### TASK
Pull out every line below that contains the word "title".
>> BEGIN ITEMS
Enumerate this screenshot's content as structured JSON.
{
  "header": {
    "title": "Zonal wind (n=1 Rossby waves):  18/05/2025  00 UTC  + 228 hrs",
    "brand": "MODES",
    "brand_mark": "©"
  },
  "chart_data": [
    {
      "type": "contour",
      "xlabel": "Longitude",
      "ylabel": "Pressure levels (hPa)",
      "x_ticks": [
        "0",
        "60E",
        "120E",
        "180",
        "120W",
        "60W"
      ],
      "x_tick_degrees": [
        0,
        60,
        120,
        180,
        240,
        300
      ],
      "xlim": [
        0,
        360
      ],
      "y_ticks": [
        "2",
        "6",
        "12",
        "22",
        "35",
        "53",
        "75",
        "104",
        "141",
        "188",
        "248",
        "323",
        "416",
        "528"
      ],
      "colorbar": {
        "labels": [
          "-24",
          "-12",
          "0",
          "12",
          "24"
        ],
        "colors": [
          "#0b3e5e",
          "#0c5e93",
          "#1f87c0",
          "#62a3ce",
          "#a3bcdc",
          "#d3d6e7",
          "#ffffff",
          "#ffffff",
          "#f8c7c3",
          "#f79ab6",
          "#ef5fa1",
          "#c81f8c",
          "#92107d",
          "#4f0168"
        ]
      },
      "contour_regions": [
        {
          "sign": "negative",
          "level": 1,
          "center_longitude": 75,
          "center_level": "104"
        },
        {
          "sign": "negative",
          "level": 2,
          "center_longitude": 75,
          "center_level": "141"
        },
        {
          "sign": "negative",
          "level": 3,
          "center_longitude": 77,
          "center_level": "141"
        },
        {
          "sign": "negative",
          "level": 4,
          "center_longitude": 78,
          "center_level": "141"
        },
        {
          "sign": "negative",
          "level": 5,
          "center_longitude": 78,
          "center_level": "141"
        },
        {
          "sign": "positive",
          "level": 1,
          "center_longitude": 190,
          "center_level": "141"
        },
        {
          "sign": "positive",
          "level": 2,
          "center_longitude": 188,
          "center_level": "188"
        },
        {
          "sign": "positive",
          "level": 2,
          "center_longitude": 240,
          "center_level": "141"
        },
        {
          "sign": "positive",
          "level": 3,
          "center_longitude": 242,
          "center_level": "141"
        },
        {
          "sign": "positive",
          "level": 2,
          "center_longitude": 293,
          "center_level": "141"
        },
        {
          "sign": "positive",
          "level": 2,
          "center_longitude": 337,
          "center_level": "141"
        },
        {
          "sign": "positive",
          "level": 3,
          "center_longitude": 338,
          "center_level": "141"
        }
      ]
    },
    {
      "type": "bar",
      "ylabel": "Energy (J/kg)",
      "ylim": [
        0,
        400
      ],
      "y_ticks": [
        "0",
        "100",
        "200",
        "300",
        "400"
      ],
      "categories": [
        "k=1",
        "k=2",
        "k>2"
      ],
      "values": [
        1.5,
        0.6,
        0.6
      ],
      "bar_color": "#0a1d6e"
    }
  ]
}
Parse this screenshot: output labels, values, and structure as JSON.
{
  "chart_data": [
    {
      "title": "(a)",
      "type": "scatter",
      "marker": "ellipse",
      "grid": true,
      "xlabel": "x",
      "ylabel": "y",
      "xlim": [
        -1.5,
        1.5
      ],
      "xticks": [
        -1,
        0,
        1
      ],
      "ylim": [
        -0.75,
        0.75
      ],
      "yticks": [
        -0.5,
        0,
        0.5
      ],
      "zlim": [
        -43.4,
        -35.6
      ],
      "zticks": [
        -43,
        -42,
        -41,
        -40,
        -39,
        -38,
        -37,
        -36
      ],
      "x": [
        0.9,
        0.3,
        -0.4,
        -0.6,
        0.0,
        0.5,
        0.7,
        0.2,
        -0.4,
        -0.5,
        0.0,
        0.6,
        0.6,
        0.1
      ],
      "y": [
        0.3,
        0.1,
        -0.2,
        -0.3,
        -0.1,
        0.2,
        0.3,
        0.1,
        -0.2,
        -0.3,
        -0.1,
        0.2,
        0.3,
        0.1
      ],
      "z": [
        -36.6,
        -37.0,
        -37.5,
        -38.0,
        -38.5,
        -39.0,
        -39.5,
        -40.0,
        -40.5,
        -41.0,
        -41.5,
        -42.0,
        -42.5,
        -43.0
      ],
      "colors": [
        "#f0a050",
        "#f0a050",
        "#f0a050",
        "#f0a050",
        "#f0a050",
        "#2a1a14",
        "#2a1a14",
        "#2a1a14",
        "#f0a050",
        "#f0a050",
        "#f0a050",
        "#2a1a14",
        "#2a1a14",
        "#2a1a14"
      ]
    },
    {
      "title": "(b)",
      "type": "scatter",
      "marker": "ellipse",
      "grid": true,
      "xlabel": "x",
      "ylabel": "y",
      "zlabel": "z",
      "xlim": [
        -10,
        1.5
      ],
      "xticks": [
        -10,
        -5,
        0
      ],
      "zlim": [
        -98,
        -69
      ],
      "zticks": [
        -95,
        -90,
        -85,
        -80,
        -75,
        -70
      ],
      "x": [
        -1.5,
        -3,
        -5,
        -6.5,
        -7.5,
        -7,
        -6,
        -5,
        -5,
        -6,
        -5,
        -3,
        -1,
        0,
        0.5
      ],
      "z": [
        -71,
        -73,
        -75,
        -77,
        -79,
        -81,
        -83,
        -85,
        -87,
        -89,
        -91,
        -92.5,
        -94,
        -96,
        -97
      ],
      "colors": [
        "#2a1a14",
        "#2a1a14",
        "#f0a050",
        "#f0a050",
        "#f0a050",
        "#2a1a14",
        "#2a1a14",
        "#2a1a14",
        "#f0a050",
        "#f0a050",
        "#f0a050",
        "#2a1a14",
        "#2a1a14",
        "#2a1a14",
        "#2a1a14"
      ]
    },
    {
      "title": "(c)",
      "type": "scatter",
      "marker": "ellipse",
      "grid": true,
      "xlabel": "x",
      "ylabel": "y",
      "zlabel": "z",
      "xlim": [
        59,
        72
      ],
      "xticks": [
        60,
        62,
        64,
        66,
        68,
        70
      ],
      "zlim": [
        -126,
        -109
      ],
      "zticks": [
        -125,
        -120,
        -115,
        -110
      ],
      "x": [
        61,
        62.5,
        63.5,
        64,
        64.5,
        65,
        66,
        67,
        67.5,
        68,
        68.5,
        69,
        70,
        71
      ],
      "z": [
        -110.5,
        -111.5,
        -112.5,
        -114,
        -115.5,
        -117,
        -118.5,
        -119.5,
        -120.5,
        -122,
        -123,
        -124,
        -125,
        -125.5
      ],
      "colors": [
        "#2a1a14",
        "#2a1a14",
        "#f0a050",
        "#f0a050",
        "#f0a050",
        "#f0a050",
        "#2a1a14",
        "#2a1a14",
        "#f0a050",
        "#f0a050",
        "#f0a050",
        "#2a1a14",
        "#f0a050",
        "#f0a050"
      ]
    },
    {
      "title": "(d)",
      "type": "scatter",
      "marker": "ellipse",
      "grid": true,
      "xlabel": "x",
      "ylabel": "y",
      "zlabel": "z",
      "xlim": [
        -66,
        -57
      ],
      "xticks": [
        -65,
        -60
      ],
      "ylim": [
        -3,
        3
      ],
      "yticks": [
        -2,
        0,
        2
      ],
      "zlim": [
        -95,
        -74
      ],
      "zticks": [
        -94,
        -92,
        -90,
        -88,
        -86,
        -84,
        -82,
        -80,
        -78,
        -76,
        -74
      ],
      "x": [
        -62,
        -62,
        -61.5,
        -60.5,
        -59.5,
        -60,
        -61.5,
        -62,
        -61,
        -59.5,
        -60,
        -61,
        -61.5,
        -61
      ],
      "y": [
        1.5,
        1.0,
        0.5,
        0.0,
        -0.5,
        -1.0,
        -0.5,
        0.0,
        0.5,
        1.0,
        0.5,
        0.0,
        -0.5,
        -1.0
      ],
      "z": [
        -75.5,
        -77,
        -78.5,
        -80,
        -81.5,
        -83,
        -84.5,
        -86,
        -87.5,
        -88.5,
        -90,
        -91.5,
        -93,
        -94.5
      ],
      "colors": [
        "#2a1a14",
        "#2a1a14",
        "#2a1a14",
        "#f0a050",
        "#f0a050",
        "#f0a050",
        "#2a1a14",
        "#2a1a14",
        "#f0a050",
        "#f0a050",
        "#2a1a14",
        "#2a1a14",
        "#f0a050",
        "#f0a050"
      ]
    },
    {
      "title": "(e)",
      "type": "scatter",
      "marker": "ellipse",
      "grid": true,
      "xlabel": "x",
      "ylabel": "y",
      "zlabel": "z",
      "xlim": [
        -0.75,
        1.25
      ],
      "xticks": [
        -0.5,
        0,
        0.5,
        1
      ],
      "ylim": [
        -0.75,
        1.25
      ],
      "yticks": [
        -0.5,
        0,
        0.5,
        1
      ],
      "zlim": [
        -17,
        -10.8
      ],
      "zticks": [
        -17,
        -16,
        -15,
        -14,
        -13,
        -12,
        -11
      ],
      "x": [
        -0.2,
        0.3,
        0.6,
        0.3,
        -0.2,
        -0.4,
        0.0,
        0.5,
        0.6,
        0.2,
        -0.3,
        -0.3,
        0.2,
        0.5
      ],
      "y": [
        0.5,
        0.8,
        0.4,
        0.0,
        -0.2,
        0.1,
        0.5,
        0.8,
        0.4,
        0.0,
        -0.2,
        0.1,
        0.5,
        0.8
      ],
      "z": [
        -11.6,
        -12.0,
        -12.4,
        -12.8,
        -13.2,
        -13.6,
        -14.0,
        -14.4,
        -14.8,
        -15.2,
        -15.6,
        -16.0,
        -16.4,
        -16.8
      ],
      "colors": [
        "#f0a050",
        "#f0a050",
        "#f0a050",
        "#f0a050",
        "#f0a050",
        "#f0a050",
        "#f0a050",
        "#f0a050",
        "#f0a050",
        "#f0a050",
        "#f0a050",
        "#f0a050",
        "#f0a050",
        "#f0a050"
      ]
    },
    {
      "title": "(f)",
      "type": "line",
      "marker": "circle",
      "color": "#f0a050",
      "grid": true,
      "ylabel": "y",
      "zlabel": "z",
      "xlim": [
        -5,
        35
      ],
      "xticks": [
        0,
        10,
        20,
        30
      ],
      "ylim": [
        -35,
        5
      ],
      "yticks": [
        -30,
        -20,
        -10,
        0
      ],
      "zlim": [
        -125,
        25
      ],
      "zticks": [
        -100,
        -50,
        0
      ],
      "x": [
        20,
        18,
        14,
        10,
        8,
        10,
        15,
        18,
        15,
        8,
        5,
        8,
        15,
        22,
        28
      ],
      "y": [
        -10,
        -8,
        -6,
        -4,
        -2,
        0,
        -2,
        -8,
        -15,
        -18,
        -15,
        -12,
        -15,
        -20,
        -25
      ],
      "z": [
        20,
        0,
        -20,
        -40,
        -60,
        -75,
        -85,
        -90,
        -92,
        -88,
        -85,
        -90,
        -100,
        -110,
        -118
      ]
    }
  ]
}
>> END ITEMS
### REPLY
    "title": "Zonal wind (n=1 Rossby waves):  18/05/2025  00 UTC  + 228 hrs",
      "title": "(a)",
      "title": "(b)",
      "title": "(c)",
      "title": "(d)",
      "title": "(e)",
      "title": "(f)",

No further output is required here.